**The input:**
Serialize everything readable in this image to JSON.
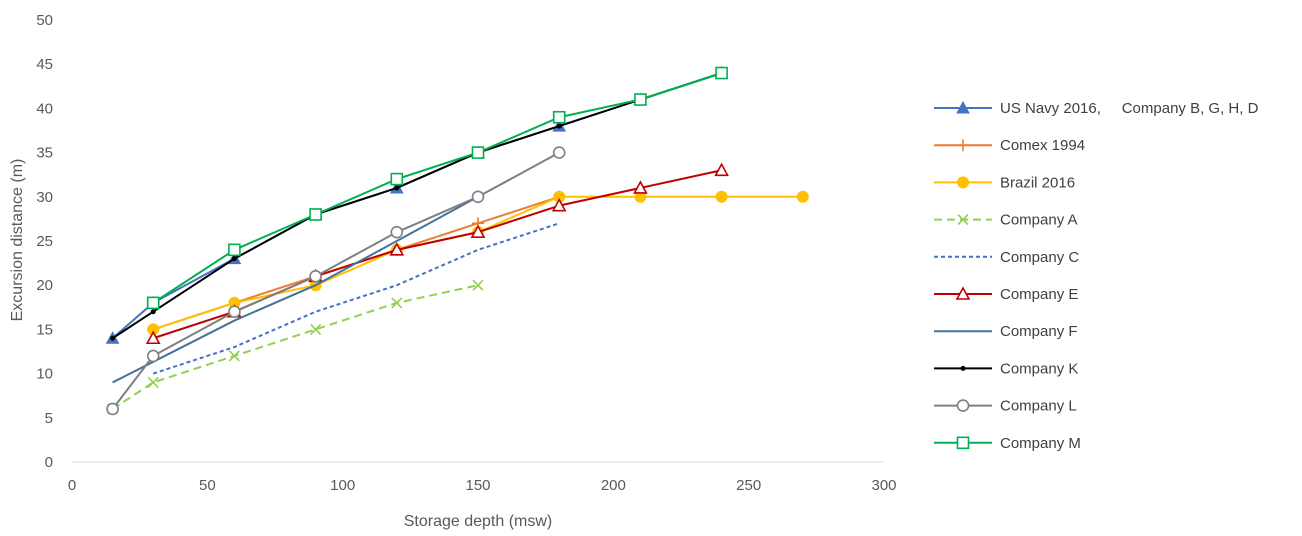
{
  "chart_data": {
    "type": "line",
    "title": "",
    "xlabel": "Storage depth (msw)",
    "ylabel": "Excursion distance (m)",
    "xlim": [
      0,
      300
    ],
    "ylim": [
      0,
      50
    ],
    "xticks": [
      "0",
      "50",
      "100",
      "150",
      "200",
      "250",
      "300"
    ],
    "yticks": [
      "0",
      "5",
      "10",
      "15",
      "20",
      "25",
      "30",
      "35",
      "40",
      "45",
      "50"
    ],
    "grid": false,
    "legend_position": "right",
    "series": [
      {
        "name": "US Navy 2016,     Company B, G, H, D",
        "color": "#4472c4",
        "marker": "triangle-filled",
        "dash": "solid",
        "points": [
          [
            15,
            14
          ],
          [
            30,
            18
          ],
          [
            60,
            23
          ],
          [
            90,
            28
          ],
          [
            120,
            31
          ],
          [
            150,
            35
          ],
          [
            180,
            38
          ],
          [
            210,
            41
          ],
          [
            240,
            44
          ]
        ]
      },
      {
        "name": "Comex 1994",
        "color": "#ed7d31",
        "marker": "plus",
        "dash": "solid",
        "points": [
          [
            30,
            15
          ],
          [
            60,
            18
          ],
          [
            90,
            21
          ],
          [
            120,
            24
          ],
          [
            150,
            27
          ],
          [
            180,
            30
          ]
        ]
      },
      {
        "name": "Brazil 2016",
        "color": "#ffc000",
        "marker": "circle-filled",
        "dash": "solid",
        "points": [
          [
            30,
            15
          ],
          [
            60,
            18
          ],
          [
            90,
            20
          ],
          [
            120,
            24
          ],
          [
            150,
            26
          ],
          [
            180,
            30
          ],
          [
            210,
            30
          ],
          [
            240,
            30
          ],
          [
            270,
            30
          ]
        ]
      },
      {
        "name": "Company A",
        "color": "#92d050",
        "marker": "x",
        "dash": "long-dash",
        "points": [
          [
            15,
            6
          ],
          [
            30,
            9
          ],
          [
            60,
            12
          ],
          [
            90,
            15
          ],
          [
            120,
            18
          ],
          [
            150,
            20
          ]
        ]
      },
      {
        "name": "Company C",
        "color": "#4472c4",
        "marker": "none",
        "dash": "short-dash",
        "points": [
          [
            30,
            10
          ],
          [
            60,
            13
          ],
          [
            90,
            17
          ],
          [
            120,
            20
          ],
          [
            150,
            24
          ],
          [
            180,
            27
          ]
        ]
      },
      {
        "name": "Company E",
        "color": "#c00000",
        "marker": "triangle-open",
        "dash": "solid",
        "points": [
          [
            30,
            14
          ],
          [
            60,
            17
          ],
          [
            90,
            21
          ],
          [
            120,
            24
          ],
          [
            150,
            26
          ],
          [
            180,
            29
          ],
          [
            210,
            31
          ],
          [
            240,
            33
          ]
        ]
      },
      {
        "name": "Company F",
        "color": "#44729a",
        "marker": "none",
        "dash": "solid",
        "points": [
          [
            15,
            9
          ],
          [
            60,
            16
          ],
          [
            90,
            20
          ],
          [
            120,
            25
          ],
          [
            150,
            30
          ]
        ]
      },
      {
        "name": "Company K",
        "color": "#000000",
        "marker": "dot",
        "dash": "solid",
        "points": [
          [
            15,
            14
          ],
          [
            30,
            17
          ],
          [
            60,
            23
          ],
          [
            90,
            28
          ],
          [
            120,
            31
          ],
          [
            150,
            35
          ],
          [
            180,
            38
          ],
          [
            210,
            41
          ],
          [
            240,
            44
          ]
        ]
      },
      {
        "name": "Company L",
        "color": "#7f7f7f",
        "marker": "circle-open",
        "dash": "solid",
        "points": [
          [
            15,
            6
          ],
          [
            30,
            12
          ],
          [
            60,
            17
          ],
          [
            90,
            21
          ],
          [
            120,
            26
          ],
          [
            150,
            30
          ],
          [
            180,
            35
          ]
        ]
      },
      {
        "name": "Company M",
        "color": "#00b050",
        "marker": "square-open",
        "dash": "solid",
        "points": [
          [
            30,
            18
          ],
          [
            60,
            24
          ],
          [
            90,
            28
          ],
          [
            120,
            32
          ],
          [
            150,
            35
          ],
          [
            180,
            39
          ],
          [
            210,
            41
          ],
          [
            240,
            44
          ]
        ]
      }
    ]
  }
}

**Task brief:** Counting only lines of the data above that hold "filled", report the total and nothing else.

**Answer:** 2